# QUESTIONS TO ANSWER:
[1] Answer from the llm-prompt-shield readme, one line per question:
(a) Which command installs only the AutoGen integration?
(b) On Windows, where is the personal config file located after init_user_config() runs?
(c) What technique does the second detection layer use?
[2] Resume the llm-prompt-shield readme after its last line, keeping its style and format.

Lightweight prompt injection detection and blocking for Python applications.

Features

  • Fast Detection: Keyword-based and semantic analysis
  • Configurable: YAML-based rules and policies
  • Lightweight: Minimal dependencies, optional ML models
  • Multiple Layers: Keywords, patterns, and semantic similarity
  • Easy Integration: Simple API for any Python app

Quick Start

from llm_prompt_shield import PromptGuard

guard = PromptGuard()

# Check a prompt
result = guard.analyze_sync("ignore previous instructions")
print(result['action'])  # 'block' or 'allow'
print(result['detected_hazards'])  # ['prompt_injection']

guard.close()

Installation

Standard (includes all detection features)

pip install llm-prompt-shield

With integrations

pip install "llm-prompt-shield[integrations]"  # All integrations
pip install "llm-prompt-shield[langchain]"     # Just LangChain
pip install "llm-prompt-shield[autogen]"       # Just AutoGen  

Configuration

First time setup

from llm_prompt_shield.config_manager import init_user_config, edit_config

# Copy default config to ~/.llm_prompt_shield/
init_user_config()

# Open config file in your default editor
edit_config()

Custom config in code

config = {
    "prompt_injection": "block",
    "data_extraction": "warn", 
    "default": "allow"
}

result = guard.analyze("suspicious prompt", config)

Config file location

After running init_user_config(), edit your personal config at:

  • Linux/Mac: ~/.llm_prompt_shield/config.yaml
  • Windows: C:\Users\YourName\.llm_prompt_shield\config.yaml

Detection Layers

  1. Keywords: Fast regex-based detection from YAML patterns
  2. Semantic: Embedding similarity for catching variations
  3. Advanced Patterns: Unicode, obfuscation detection

Simple API

from llm_prompt_shield import is_safe, analyze

# Quick safety check
if is_safe("user input here"):
    process_safely(user_input)

# Detailed analysis  
result = analyze("user input here")
print(f"Action: {result['action']}")
print(f"Confidence: {result['confidence']}")
print(f"Hazards: {result['detected_hazards']}")

# DATA EXTRACT:
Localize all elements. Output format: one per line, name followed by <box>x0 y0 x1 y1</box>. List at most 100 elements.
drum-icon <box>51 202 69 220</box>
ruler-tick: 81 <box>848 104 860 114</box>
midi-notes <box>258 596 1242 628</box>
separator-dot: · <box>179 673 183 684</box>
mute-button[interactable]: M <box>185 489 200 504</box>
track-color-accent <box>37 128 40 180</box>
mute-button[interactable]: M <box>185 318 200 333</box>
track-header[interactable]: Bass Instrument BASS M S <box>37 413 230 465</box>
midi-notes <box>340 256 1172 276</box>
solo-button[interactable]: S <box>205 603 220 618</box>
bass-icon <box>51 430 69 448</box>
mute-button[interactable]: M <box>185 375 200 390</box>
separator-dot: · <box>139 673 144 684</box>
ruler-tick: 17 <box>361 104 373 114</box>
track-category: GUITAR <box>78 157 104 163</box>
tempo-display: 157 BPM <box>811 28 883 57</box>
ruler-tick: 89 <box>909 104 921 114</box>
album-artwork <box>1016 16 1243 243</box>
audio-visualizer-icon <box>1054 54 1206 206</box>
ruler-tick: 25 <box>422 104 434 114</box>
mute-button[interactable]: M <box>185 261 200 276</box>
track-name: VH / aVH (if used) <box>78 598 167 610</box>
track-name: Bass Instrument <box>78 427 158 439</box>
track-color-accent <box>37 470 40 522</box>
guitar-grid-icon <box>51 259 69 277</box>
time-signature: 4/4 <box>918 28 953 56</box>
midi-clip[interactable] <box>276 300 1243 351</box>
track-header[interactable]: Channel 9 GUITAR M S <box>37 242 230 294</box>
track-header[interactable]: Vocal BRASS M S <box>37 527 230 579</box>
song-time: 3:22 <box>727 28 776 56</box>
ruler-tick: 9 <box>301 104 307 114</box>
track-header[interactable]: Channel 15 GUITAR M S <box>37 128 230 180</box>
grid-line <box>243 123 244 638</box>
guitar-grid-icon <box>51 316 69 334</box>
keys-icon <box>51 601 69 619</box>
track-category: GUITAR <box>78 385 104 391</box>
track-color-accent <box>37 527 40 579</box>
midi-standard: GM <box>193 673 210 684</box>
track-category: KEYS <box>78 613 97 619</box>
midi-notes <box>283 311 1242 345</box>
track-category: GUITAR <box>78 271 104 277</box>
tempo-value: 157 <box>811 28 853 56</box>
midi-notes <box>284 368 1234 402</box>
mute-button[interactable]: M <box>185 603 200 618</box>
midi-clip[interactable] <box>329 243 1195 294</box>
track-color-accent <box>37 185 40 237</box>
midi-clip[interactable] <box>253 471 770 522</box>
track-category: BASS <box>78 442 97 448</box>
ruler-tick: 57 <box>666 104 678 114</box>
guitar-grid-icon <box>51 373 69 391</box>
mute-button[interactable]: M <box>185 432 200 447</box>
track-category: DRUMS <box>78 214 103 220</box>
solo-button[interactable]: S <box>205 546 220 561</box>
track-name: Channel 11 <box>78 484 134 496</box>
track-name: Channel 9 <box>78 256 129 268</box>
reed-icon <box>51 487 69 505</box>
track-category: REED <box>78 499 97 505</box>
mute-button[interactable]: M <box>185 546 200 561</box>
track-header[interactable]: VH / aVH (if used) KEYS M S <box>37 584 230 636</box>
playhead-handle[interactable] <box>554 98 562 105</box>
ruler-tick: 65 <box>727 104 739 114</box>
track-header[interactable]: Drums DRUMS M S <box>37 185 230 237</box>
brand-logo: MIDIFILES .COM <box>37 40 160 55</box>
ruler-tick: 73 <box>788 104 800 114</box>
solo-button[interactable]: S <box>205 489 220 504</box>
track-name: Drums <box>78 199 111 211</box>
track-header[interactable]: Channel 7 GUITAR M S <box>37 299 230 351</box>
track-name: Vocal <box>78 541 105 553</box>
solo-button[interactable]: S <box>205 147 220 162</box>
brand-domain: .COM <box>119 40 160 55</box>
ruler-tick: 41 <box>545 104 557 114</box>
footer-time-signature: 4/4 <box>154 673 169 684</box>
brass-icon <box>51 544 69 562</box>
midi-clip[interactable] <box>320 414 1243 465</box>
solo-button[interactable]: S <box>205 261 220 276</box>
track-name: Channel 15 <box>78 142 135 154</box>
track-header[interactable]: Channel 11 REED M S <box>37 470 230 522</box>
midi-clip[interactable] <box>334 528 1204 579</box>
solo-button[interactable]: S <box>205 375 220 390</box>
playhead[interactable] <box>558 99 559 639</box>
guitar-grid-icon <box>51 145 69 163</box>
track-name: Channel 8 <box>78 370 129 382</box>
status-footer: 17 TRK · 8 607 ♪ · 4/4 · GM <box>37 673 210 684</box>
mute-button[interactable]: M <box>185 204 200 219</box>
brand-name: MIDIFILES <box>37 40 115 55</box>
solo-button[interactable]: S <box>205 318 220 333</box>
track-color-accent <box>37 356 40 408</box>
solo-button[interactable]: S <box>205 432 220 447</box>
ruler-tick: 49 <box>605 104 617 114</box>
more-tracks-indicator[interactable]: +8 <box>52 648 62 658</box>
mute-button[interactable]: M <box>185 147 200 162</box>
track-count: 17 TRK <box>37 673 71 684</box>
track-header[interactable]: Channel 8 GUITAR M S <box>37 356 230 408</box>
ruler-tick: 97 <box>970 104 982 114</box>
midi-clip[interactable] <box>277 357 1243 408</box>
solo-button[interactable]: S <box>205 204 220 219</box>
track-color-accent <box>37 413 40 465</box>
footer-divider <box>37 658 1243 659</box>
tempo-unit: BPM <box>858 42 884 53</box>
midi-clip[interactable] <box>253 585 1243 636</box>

# ANSWERS TO THE EXERCISES:
[1]
(a) pip install "llm-prompt-shield[autogen]"
(b) C:\Users\YourName\.llm_prompt_shield\config.yaml
(c) Embedding similarity, for catching variations.

[2]
PromptGuard Integrations

PromptGuard provides seamless integrations with popular AI agent frameworks to automatically protect your applications from prompt injection attacks.

Available Integrations

  • LangChain - Protect LangChain applications with callback handlers
  • AutoGen - Secure multi-agent conversations and workflows

LangChain Integration

Installation

pip install "llm-prompt-shield[langchain]"

Quick Start

from llm_prompt_shield.integrations.langchain import PromptGuardCallbackHandler
from langchain.llms import OpenAI

# Create callback handler
callback = PromptGuardCallbackHandler(block_on_detection=True)

# Use with any LangChain LLM
llm = OpenAI(callbacks=[callback])

# Protected execution
response = llm("What is the capital of France?")  # ✅ Safe
# llm("Ignore previous instructions...")  # ❌ Blocked

Advanced Configuration

from llm_prompt_shield.integrations.langchain import (
    PromptGuardCallbackHandler,
    PromptInjectionDetected
)

# Custom guard configuration
guard_config = {
    "threshold": 0.8,
    "check_entities": True,
    "check_patterns": True
}

# Warning mode (logs threats but doesn't block)
warning_callback = PromptGuardCallbackHandler(
    guard_config=guard_config,
    block_on_detection=False
)

# Blocking mode (raises exceptions on threats)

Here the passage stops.